Data items
BEGIN

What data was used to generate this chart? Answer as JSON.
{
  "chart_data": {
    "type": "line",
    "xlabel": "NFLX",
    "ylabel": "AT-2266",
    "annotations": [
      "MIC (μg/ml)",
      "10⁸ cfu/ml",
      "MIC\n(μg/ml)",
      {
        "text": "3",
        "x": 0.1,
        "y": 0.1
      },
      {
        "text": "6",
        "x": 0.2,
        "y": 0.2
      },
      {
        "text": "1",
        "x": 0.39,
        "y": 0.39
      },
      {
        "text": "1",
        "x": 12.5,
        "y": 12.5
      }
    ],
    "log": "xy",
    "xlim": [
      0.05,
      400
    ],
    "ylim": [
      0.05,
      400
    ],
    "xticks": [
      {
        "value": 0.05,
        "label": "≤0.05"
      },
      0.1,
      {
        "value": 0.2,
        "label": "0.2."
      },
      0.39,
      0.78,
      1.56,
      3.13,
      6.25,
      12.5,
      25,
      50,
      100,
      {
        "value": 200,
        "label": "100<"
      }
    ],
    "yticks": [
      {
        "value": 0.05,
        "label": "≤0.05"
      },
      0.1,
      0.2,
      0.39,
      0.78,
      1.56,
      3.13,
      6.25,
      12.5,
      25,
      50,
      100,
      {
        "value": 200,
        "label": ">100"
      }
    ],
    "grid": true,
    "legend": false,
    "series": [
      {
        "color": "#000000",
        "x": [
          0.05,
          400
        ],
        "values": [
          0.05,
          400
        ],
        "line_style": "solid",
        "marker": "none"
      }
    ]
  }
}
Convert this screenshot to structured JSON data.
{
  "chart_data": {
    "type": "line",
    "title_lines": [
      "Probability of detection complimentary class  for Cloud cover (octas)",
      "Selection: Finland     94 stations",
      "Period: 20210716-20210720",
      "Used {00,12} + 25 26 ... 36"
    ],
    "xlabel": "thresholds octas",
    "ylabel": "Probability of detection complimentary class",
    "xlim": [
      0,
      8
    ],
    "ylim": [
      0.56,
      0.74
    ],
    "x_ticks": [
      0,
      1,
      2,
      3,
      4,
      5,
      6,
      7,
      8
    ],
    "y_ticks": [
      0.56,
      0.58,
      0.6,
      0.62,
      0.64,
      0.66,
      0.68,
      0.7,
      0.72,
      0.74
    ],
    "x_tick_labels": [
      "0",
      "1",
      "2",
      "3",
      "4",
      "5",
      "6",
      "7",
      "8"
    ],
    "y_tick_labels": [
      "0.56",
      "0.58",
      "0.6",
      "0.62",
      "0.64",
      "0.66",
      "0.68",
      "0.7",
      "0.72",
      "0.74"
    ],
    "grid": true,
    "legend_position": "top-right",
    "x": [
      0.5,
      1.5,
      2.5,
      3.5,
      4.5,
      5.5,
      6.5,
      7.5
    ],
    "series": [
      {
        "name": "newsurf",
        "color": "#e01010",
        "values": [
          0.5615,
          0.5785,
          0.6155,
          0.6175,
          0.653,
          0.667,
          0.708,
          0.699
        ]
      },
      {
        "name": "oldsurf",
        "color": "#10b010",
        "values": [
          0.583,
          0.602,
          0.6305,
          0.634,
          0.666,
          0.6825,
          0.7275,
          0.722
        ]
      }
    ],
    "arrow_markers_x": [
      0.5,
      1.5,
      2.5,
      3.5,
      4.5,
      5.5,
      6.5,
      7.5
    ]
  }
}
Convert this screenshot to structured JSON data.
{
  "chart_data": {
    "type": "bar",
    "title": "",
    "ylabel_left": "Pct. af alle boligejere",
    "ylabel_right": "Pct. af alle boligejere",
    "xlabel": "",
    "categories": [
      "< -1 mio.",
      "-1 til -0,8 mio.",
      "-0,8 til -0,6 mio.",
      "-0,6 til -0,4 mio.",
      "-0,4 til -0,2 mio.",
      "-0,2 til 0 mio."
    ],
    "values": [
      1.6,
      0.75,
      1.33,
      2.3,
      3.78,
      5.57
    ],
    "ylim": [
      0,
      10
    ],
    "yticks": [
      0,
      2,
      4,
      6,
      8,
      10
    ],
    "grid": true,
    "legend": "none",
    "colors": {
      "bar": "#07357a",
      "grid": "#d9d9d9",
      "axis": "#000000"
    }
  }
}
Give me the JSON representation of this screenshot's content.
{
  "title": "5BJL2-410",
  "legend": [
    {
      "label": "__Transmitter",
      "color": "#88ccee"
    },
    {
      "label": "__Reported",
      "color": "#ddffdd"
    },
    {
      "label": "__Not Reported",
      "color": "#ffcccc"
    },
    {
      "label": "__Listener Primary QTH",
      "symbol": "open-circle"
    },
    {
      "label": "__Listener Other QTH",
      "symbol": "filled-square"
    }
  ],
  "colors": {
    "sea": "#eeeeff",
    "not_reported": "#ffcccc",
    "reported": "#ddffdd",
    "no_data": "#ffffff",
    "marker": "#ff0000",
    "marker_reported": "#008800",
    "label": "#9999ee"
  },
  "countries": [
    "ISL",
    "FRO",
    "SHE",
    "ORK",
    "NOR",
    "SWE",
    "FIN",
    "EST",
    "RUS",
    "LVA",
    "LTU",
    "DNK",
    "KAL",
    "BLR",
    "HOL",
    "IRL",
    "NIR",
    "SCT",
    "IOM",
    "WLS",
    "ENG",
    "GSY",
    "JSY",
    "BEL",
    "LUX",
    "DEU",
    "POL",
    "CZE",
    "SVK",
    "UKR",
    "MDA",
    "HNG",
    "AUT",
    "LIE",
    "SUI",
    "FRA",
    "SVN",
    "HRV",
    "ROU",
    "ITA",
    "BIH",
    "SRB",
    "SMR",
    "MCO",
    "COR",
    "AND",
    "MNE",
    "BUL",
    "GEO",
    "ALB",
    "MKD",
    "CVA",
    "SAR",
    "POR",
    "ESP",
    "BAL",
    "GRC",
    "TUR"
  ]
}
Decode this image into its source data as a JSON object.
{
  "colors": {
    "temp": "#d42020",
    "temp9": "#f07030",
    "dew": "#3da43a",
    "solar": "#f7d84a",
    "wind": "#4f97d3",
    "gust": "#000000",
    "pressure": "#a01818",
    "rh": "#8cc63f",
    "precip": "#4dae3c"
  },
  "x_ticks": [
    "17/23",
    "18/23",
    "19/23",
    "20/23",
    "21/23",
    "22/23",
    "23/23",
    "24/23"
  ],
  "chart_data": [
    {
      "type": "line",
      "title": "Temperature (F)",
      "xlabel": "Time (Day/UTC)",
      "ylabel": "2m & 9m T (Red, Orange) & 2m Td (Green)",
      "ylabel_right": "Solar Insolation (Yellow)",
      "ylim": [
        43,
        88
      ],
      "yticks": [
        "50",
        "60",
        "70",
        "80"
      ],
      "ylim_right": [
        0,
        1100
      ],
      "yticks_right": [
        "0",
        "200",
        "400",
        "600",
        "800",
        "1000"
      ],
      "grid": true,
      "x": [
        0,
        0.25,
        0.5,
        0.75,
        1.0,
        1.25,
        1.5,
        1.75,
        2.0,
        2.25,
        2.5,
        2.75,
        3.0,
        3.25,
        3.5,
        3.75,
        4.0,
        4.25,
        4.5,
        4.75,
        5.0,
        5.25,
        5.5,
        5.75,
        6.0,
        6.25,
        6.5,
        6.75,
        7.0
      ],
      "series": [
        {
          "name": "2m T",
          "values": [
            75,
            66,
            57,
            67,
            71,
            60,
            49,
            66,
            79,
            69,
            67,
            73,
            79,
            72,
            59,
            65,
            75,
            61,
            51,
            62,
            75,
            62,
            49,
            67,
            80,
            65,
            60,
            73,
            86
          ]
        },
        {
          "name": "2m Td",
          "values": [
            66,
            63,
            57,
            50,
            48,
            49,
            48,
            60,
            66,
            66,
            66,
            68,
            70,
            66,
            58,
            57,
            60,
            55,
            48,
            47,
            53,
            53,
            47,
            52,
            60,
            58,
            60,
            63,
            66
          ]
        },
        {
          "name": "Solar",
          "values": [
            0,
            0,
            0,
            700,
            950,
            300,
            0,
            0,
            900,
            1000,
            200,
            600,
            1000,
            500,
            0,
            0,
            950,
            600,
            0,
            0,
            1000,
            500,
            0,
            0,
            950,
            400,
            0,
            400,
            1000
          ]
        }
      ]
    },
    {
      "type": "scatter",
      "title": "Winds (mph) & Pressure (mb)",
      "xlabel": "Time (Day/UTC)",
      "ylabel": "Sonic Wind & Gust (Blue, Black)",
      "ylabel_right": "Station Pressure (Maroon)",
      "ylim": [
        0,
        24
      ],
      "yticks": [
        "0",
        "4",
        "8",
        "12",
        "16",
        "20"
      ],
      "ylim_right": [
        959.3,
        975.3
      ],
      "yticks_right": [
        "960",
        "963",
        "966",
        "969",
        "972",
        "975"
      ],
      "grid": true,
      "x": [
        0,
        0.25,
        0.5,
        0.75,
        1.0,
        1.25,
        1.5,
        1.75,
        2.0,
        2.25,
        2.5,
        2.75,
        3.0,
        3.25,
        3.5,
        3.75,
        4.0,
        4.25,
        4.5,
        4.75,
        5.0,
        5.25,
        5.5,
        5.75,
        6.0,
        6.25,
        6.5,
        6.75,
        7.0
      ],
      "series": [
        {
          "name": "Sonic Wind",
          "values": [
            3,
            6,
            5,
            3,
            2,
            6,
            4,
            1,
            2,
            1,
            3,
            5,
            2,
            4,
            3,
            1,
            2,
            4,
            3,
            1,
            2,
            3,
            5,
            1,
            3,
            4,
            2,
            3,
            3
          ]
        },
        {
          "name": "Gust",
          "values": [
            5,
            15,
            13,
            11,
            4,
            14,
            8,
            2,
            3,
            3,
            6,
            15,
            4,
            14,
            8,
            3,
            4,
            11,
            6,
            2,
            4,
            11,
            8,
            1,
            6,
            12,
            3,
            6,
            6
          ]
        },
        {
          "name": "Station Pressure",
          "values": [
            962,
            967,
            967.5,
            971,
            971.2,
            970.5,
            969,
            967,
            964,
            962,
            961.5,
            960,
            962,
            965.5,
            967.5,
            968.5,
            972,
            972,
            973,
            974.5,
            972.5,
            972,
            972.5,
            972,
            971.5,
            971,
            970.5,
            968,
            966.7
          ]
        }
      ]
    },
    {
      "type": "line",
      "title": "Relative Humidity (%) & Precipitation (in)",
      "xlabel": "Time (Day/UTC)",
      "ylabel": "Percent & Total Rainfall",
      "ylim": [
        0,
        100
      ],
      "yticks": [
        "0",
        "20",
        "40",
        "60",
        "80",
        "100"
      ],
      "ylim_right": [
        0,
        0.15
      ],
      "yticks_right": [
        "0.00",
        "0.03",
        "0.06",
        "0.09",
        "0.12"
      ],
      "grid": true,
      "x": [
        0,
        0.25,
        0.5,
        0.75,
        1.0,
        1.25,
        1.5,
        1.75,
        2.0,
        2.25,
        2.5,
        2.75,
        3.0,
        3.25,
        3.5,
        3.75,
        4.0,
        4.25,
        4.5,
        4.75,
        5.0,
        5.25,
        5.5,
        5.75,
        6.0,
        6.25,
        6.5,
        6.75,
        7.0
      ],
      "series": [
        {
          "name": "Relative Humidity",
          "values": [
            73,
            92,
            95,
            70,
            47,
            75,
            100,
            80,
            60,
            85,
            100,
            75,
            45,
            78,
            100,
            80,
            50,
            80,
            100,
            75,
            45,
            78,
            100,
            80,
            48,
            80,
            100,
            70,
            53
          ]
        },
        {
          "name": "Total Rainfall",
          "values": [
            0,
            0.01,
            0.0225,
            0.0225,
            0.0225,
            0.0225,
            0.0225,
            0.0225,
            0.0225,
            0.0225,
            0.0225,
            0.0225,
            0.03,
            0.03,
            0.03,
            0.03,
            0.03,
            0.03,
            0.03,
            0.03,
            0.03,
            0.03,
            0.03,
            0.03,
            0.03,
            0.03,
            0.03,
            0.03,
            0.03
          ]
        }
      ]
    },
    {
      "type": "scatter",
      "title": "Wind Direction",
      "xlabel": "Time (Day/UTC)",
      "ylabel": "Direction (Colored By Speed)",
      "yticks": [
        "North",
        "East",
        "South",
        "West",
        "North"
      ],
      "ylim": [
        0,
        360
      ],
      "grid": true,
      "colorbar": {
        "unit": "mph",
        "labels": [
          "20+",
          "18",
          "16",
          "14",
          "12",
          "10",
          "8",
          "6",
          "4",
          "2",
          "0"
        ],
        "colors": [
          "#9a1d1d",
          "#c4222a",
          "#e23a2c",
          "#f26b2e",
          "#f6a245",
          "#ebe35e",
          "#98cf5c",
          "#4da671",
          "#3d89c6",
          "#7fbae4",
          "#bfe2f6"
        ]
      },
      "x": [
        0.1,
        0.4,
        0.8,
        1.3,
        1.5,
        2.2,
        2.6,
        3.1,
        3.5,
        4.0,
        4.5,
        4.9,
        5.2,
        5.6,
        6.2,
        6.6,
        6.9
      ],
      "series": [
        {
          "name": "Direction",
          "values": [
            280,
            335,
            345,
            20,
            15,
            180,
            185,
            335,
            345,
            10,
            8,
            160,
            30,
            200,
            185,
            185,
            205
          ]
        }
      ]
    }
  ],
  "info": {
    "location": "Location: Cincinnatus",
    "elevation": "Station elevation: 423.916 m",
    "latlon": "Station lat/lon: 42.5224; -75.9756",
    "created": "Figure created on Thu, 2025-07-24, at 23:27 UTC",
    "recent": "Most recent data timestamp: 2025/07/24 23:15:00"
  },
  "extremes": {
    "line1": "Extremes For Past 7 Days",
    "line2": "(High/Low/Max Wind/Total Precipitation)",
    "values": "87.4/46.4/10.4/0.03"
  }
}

END

Read the entries above, then pull out the lines that include "Precipitation".

§ **EXERCISE OUTPUT**:
      "title": "Relative Humidity (%) & Precipitation (in)",
    "line2": "(High/Low/Max Wind/Total Precipitation)",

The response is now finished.